■ WORK TO BE COMPLETED: Gather every line in the entries below that contains the string "this". Case matters.

(Records from a data collection)
^^^^

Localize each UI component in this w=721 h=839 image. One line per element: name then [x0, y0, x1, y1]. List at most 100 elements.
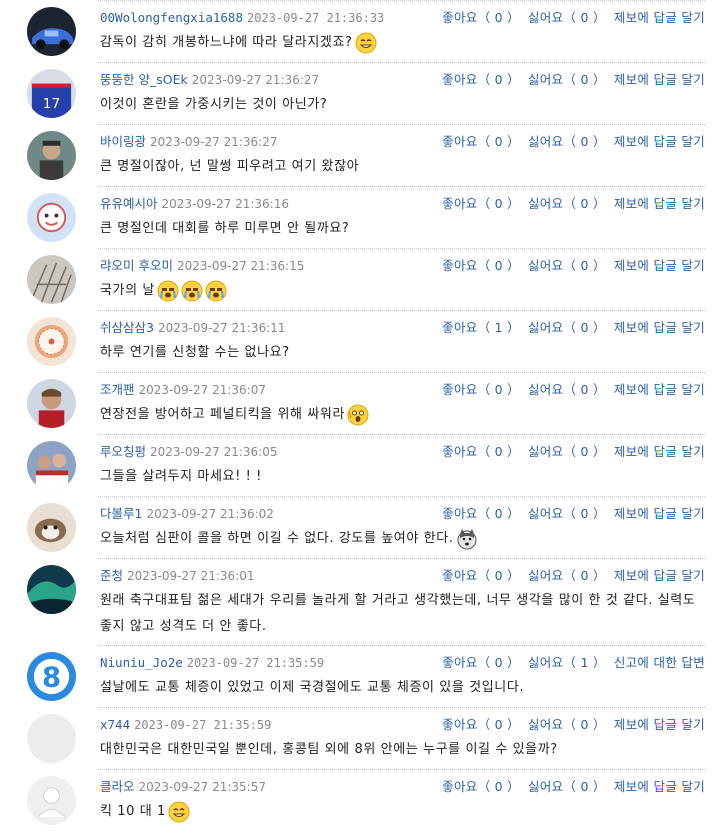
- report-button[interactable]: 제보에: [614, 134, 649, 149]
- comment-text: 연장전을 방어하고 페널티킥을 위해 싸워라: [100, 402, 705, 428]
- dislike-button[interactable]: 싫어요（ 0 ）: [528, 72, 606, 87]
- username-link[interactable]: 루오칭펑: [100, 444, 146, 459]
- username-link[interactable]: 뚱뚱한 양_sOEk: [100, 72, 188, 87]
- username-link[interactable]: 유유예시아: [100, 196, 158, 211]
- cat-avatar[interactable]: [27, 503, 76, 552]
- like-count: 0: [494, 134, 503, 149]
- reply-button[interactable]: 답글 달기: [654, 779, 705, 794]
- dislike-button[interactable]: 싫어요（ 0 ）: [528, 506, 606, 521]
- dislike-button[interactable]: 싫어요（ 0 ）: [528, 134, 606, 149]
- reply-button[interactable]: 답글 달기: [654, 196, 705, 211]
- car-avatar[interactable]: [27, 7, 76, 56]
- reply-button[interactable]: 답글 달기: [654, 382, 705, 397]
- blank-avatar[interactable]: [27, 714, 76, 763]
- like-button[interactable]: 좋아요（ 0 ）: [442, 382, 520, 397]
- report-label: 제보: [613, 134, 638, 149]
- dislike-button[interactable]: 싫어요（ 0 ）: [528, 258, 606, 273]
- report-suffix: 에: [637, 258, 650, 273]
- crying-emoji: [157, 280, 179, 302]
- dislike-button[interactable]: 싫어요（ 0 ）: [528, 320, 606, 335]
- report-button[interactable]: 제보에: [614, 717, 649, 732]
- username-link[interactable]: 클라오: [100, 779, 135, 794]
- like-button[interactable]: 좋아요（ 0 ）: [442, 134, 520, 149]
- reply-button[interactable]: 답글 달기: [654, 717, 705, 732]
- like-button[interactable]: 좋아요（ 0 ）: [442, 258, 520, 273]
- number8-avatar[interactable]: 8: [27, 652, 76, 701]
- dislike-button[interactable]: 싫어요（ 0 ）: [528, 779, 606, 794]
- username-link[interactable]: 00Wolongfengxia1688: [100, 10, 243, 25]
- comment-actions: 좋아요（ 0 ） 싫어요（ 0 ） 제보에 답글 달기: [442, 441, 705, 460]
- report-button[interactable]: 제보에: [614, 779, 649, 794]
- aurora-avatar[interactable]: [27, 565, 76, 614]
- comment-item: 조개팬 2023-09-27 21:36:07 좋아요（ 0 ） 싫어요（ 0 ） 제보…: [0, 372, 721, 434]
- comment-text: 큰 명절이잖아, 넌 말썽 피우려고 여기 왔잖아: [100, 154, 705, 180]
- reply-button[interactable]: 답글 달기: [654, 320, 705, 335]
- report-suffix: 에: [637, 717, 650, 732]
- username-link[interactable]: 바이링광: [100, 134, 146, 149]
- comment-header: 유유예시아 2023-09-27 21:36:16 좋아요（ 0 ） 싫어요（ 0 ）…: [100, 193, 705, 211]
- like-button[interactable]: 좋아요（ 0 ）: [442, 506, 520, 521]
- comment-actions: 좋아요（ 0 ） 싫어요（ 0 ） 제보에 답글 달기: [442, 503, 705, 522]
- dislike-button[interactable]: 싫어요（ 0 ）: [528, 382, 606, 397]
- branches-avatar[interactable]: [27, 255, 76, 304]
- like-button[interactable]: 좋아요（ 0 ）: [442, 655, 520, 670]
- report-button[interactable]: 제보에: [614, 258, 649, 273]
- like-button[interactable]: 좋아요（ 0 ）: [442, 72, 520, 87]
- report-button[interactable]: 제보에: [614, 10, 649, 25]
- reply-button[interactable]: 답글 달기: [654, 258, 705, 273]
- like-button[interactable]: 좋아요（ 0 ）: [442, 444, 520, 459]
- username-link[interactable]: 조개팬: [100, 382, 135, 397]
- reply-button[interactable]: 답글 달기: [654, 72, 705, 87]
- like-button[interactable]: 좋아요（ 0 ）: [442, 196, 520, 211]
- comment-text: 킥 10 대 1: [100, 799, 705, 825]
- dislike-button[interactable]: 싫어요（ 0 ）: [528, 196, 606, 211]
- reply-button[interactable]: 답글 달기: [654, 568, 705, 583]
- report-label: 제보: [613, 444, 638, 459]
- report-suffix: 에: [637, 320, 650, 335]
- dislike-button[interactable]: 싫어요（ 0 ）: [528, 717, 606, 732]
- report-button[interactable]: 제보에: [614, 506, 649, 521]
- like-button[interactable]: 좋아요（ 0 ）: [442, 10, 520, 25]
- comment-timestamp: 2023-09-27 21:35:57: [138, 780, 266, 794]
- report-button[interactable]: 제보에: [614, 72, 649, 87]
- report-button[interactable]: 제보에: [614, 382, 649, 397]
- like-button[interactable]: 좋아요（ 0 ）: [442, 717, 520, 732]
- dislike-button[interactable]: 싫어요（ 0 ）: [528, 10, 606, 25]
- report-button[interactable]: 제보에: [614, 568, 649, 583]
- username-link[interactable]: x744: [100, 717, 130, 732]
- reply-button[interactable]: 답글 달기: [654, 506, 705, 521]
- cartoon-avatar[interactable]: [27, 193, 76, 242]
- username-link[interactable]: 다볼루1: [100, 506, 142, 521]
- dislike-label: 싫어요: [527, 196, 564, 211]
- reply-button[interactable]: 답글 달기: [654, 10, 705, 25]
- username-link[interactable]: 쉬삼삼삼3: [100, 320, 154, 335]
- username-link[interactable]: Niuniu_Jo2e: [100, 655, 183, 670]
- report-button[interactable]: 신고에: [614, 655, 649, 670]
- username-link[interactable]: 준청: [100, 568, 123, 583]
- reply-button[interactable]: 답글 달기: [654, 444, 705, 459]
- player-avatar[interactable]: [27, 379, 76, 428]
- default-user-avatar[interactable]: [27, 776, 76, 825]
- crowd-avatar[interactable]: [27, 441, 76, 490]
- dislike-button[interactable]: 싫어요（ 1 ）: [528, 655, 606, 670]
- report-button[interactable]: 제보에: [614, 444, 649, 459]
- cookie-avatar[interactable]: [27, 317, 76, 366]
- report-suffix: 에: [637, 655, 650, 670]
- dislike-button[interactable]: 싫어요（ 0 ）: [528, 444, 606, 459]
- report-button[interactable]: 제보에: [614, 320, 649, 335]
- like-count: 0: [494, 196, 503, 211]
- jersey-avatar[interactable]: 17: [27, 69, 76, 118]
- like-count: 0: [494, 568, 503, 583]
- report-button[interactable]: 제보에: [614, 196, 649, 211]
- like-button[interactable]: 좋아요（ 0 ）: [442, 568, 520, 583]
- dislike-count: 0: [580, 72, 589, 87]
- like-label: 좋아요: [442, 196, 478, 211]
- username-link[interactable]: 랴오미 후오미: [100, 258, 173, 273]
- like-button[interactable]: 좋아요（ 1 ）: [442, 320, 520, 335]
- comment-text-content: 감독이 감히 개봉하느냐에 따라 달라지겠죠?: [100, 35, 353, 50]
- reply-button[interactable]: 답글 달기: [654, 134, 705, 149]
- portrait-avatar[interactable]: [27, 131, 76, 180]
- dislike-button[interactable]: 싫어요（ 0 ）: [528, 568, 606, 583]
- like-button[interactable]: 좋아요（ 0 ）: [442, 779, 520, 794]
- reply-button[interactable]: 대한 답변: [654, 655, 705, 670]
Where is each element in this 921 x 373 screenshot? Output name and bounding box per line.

^^^^

■ SOLUTION:
Localize each UI component in this w=721 h=839 image. One line per element: name then [x0, y0, x1, y1]. List at most 100 elements.
Where is each element in this 921 x 373 screenshot? Output name and bounding box per line.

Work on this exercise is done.